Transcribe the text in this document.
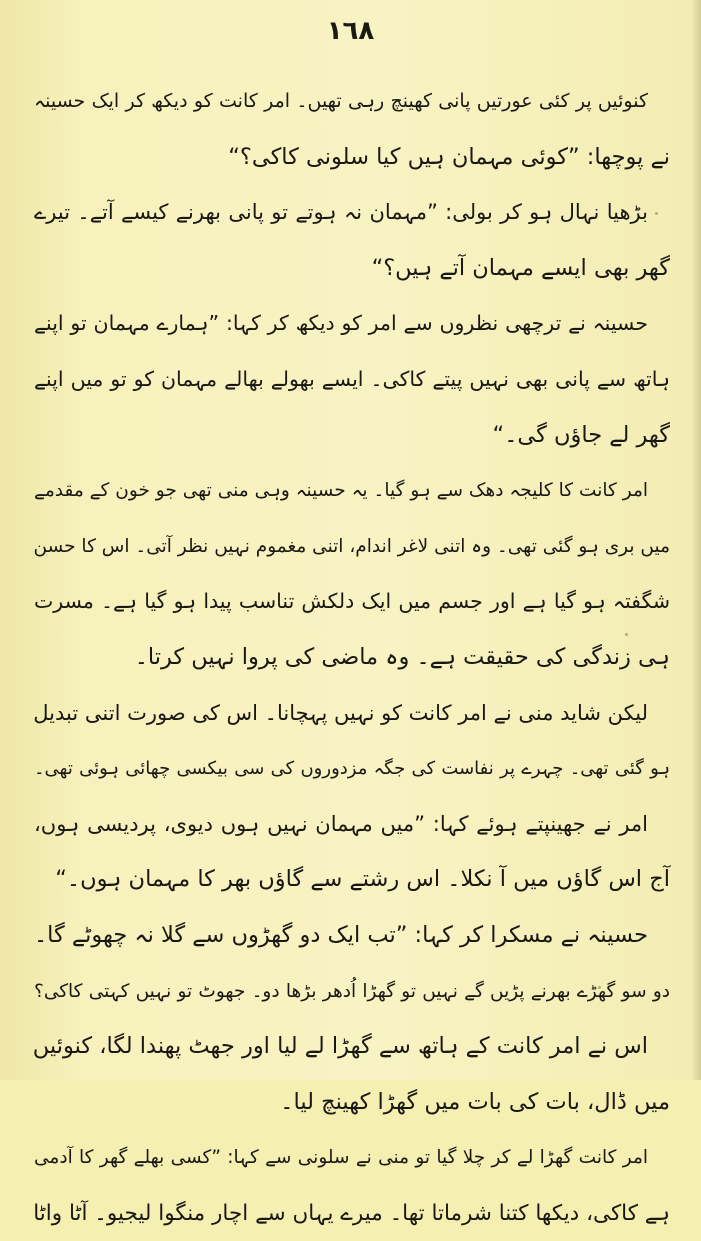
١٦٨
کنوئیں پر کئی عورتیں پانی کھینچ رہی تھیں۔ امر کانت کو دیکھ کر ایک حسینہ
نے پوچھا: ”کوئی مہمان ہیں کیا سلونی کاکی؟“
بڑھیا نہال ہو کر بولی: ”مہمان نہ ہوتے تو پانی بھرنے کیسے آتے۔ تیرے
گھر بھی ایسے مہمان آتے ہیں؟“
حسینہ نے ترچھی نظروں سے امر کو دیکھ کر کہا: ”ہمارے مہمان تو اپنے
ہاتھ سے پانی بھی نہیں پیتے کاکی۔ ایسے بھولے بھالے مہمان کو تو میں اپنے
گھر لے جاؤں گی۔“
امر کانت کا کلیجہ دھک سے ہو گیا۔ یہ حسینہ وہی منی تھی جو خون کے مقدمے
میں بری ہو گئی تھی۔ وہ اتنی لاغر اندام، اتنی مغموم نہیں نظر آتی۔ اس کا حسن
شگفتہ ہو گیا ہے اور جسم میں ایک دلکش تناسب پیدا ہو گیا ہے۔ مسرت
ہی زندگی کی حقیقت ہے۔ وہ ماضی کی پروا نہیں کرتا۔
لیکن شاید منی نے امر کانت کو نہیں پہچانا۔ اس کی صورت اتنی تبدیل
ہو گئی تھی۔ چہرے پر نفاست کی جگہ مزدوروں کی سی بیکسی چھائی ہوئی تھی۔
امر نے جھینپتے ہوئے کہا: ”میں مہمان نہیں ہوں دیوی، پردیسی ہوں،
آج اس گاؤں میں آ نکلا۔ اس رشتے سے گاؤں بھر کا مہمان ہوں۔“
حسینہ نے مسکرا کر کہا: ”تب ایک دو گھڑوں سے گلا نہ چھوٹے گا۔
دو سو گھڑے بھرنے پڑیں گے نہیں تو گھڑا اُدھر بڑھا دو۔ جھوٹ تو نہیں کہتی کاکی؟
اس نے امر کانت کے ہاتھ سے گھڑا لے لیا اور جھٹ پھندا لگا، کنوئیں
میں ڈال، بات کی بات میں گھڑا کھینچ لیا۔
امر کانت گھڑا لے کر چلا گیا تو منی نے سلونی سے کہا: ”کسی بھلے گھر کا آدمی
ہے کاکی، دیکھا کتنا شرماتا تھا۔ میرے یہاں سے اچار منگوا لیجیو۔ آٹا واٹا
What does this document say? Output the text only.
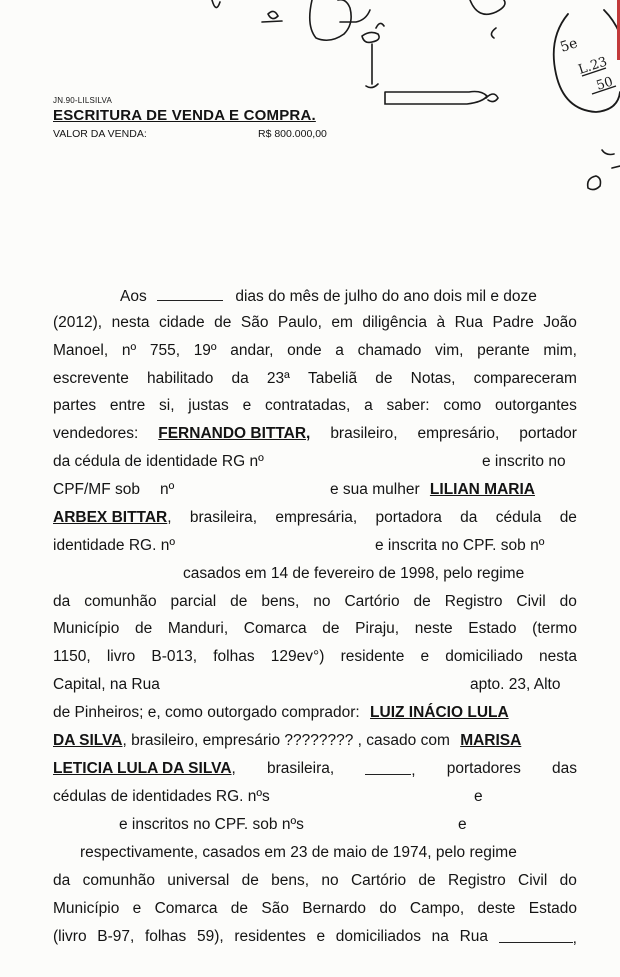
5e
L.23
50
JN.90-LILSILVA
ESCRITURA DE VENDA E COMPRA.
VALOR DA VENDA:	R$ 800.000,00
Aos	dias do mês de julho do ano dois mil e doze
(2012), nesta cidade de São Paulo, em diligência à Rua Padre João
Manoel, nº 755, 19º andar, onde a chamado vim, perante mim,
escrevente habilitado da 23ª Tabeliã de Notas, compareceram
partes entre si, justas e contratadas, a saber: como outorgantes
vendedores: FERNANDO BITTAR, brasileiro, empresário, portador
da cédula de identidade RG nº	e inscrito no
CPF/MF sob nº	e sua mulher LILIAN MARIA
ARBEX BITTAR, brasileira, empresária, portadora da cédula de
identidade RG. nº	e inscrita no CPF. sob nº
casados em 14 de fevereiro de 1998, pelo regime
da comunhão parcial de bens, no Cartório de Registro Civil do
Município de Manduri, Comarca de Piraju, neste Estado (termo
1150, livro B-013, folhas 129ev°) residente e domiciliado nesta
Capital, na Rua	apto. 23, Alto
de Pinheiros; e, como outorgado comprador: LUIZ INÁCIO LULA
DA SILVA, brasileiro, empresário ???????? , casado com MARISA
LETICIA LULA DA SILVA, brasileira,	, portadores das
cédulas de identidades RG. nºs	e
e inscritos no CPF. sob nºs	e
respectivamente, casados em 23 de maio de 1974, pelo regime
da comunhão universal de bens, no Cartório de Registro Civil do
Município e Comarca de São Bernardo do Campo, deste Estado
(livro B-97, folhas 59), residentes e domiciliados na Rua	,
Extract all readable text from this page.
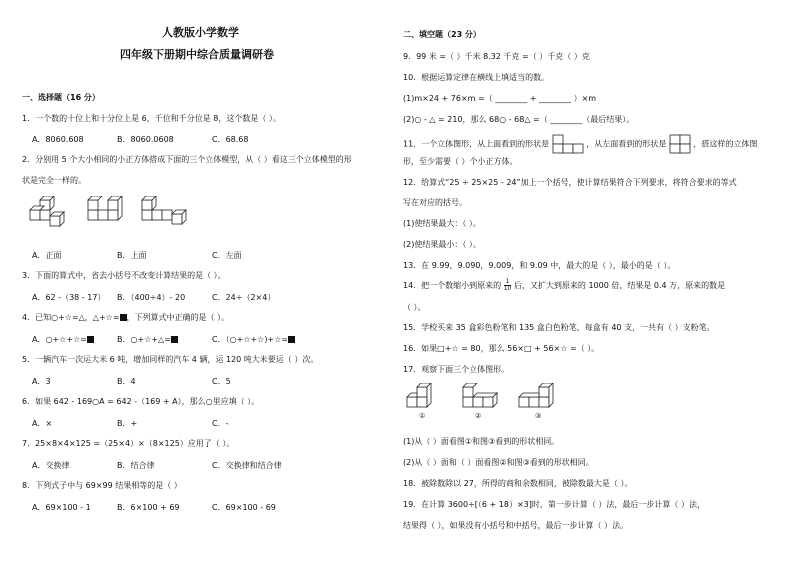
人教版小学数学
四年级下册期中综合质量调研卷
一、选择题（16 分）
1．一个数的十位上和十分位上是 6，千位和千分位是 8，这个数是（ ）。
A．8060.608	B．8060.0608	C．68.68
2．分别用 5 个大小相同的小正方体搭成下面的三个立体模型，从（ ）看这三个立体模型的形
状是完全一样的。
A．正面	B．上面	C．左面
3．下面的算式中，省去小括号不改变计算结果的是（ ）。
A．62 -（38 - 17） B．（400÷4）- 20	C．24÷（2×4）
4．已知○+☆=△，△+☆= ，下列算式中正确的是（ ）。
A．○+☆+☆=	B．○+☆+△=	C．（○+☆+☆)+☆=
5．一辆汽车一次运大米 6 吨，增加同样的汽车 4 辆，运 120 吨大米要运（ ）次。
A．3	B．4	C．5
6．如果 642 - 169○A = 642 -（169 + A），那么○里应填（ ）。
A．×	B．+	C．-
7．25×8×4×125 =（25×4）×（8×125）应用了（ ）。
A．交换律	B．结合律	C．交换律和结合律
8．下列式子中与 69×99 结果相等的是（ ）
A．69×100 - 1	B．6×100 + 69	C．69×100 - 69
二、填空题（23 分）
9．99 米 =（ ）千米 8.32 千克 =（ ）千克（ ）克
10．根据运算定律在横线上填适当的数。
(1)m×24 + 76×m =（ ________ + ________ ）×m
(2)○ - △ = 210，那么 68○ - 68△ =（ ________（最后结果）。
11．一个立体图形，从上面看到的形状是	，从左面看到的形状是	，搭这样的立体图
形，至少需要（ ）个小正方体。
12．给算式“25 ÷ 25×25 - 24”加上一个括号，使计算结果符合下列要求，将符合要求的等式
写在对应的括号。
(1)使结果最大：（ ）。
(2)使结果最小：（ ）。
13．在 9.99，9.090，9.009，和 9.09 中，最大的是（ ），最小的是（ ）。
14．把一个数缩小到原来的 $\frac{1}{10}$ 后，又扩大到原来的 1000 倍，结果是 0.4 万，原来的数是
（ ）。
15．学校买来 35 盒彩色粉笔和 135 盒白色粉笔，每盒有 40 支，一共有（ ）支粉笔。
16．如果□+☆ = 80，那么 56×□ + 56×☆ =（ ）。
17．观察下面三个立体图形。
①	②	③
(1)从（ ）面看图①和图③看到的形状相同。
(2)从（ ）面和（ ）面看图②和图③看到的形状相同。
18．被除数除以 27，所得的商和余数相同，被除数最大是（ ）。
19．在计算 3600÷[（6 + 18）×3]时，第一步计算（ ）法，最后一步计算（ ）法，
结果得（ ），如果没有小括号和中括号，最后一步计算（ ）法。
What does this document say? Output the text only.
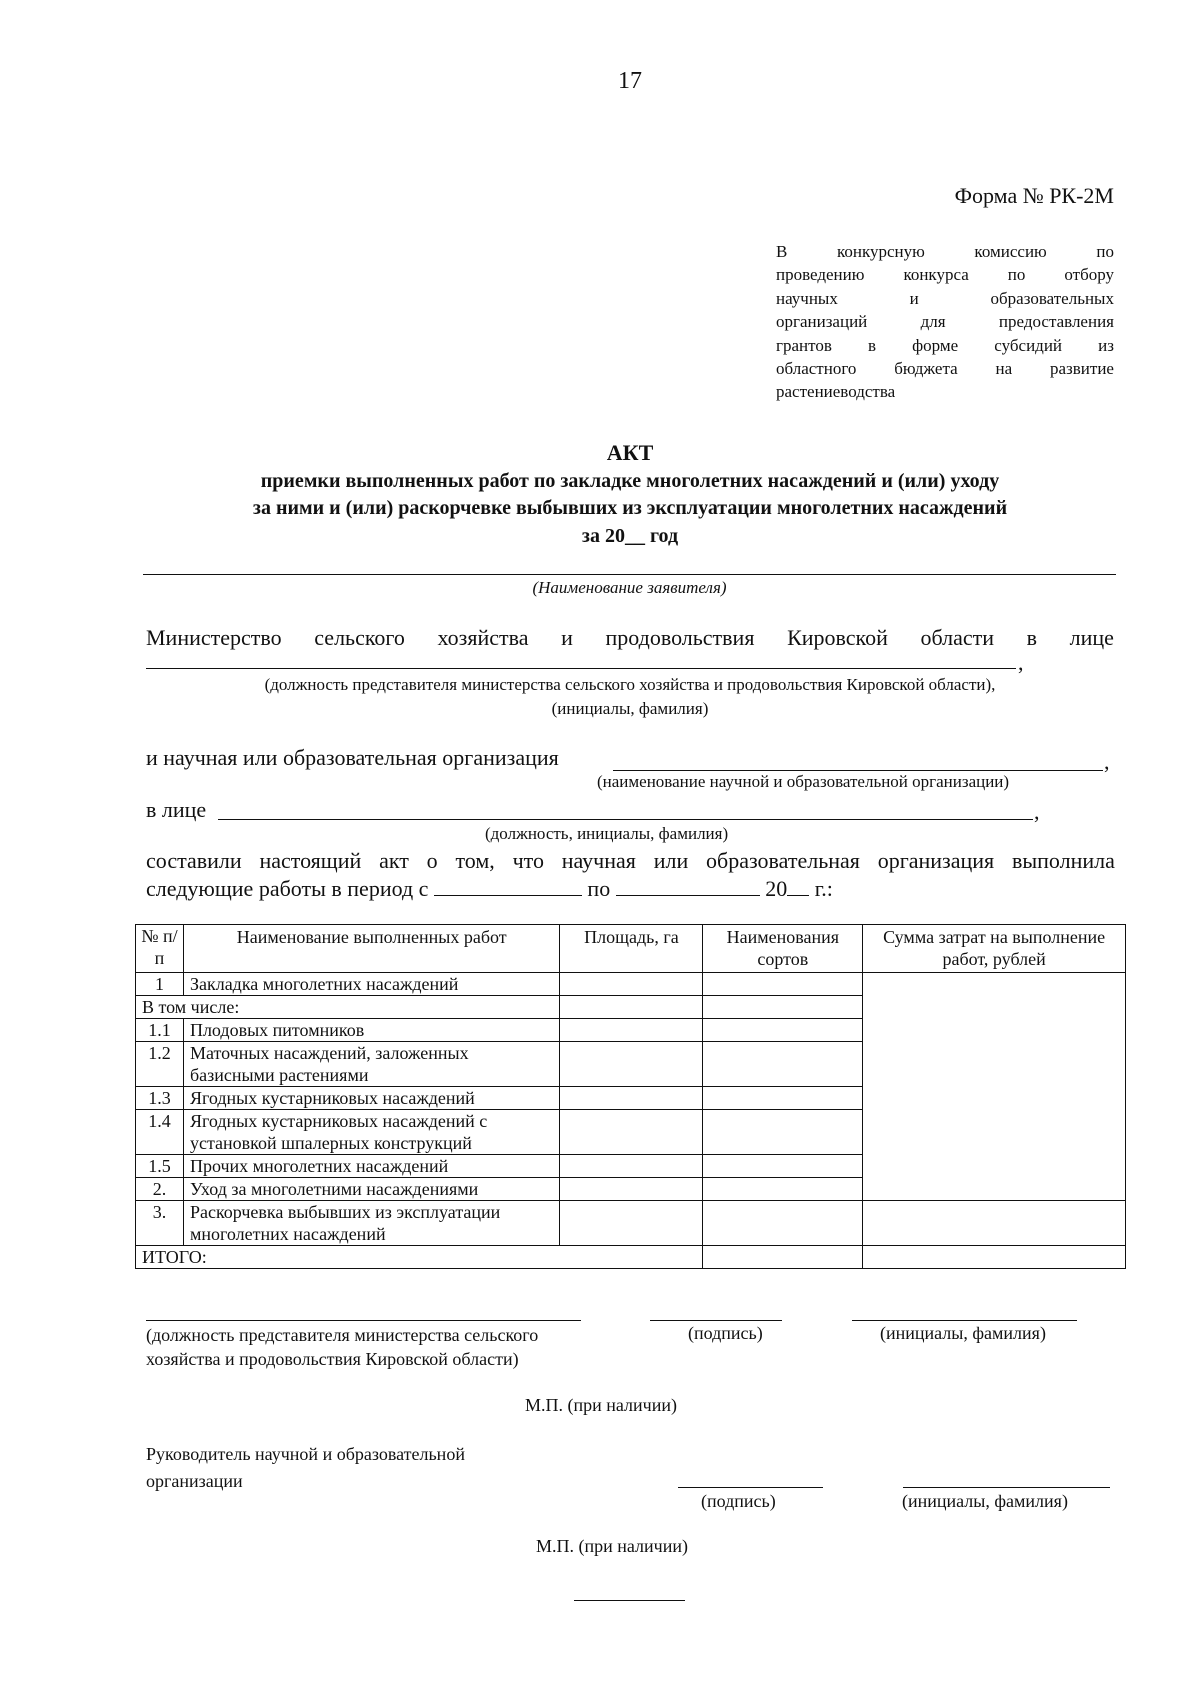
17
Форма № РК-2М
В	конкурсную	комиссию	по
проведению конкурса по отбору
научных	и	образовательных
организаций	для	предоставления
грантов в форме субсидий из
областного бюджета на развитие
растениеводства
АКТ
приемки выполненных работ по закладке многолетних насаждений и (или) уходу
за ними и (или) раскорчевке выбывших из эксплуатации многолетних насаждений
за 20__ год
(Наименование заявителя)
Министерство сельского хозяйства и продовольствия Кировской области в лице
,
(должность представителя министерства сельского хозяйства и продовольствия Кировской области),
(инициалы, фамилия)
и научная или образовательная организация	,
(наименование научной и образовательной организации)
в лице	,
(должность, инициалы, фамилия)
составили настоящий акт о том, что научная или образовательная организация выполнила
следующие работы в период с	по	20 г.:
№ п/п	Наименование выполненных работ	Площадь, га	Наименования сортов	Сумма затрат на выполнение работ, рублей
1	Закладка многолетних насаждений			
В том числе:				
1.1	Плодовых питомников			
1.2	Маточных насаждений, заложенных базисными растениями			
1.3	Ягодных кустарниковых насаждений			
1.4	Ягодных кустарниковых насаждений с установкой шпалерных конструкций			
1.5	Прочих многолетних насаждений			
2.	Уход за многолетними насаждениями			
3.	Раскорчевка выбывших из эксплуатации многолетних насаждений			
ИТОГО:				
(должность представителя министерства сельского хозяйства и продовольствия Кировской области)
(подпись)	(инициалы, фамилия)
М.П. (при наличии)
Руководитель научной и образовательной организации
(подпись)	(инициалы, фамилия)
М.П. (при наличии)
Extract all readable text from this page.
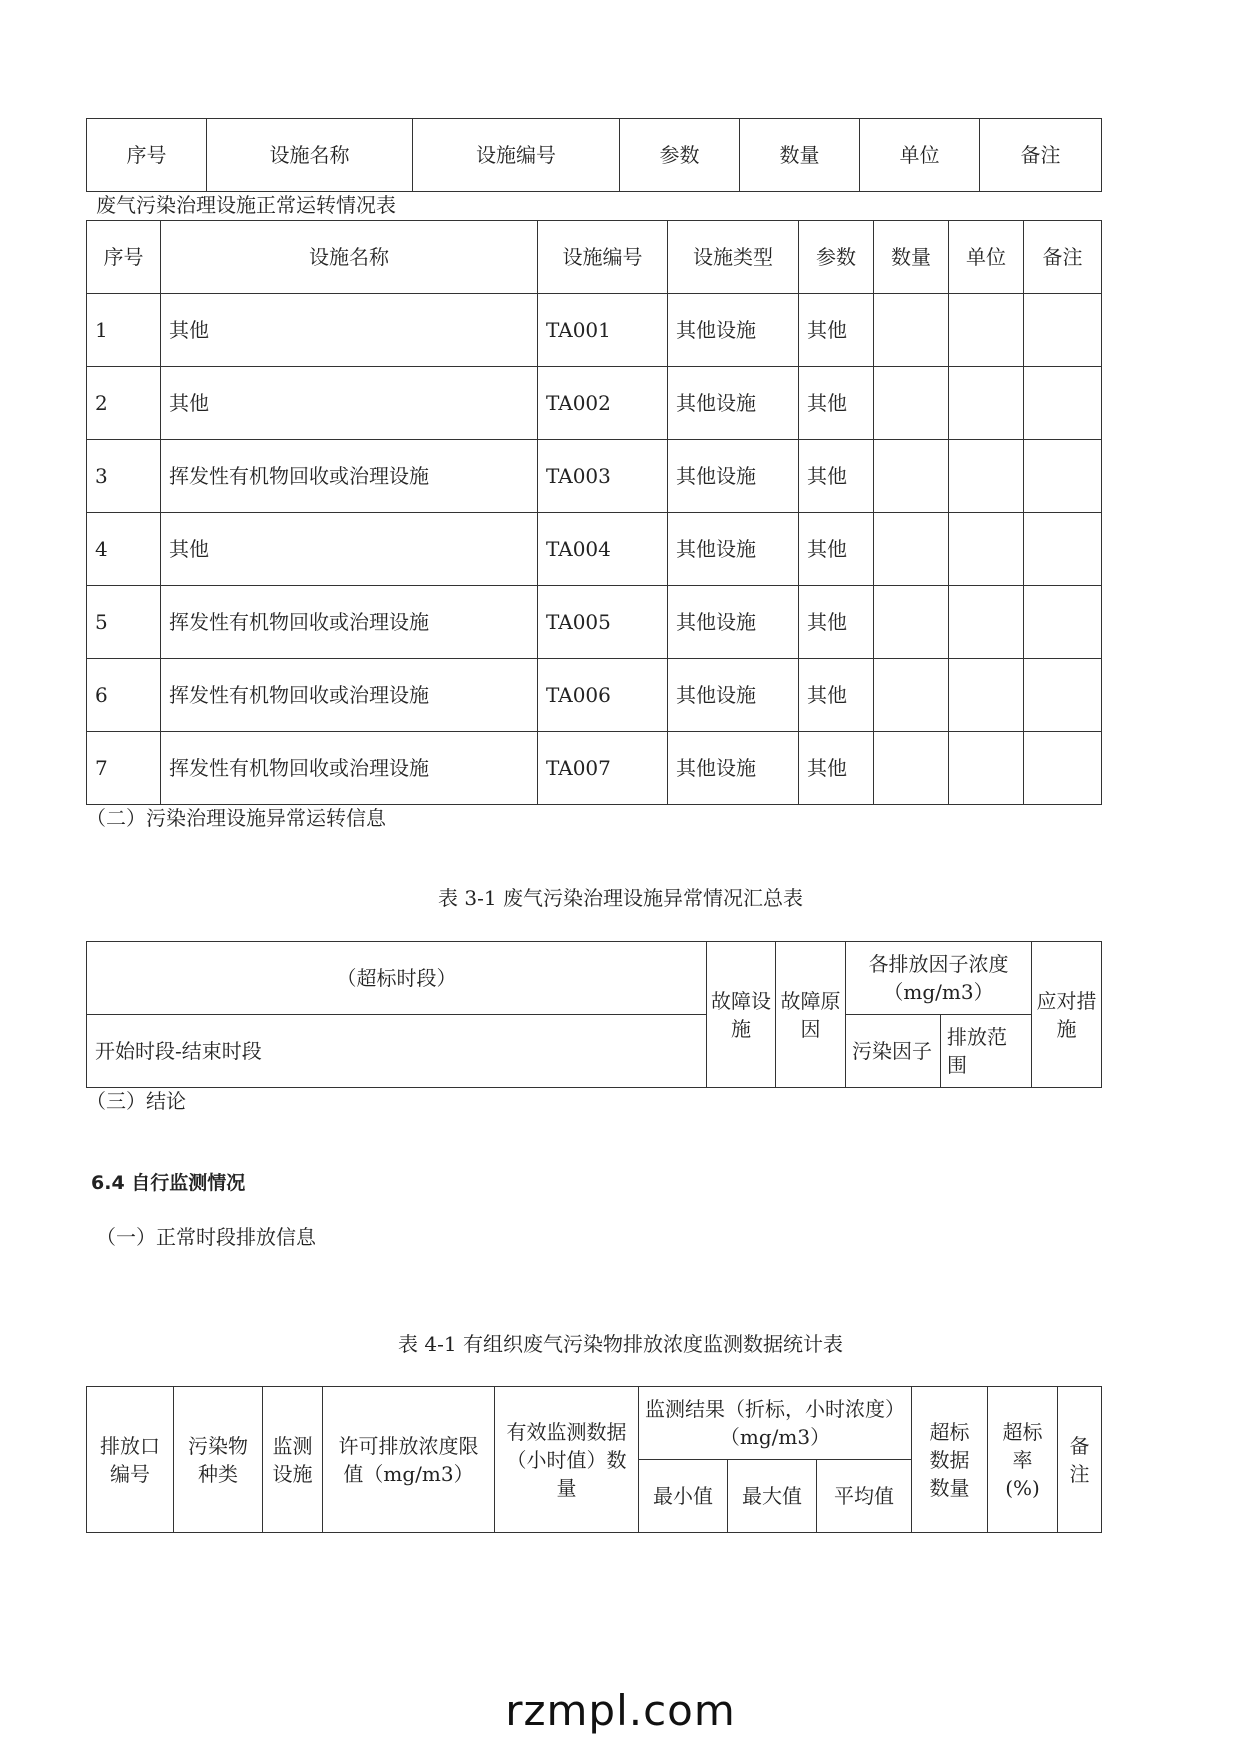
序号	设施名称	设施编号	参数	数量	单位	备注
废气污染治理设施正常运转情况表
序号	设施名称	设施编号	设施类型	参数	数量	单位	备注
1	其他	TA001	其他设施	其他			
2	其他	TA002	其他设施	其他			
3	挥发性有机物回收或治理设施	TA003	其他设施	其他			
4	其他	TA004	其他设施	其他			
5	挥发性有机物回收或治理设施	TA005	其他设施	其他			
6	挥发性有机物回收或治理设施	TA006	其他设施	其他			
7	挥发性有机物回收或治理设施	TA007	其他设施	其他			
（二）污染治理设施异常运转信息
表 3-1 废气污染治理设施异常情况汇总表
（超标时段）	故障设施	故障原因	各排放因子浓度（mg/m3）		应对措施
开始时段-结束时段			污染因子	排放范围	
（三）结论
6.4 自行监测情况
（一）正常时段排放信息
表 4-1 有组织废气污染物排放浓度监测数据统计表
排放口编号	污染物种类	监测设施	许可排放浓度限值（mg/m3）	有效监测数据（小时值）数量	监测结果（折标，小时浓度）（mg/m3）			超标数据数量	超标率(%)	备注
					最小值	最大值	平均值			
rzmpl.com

- [Your task]:
Lines holding the word "folhas" should be counted across the entries; state only how many there are.

- [The result]:
2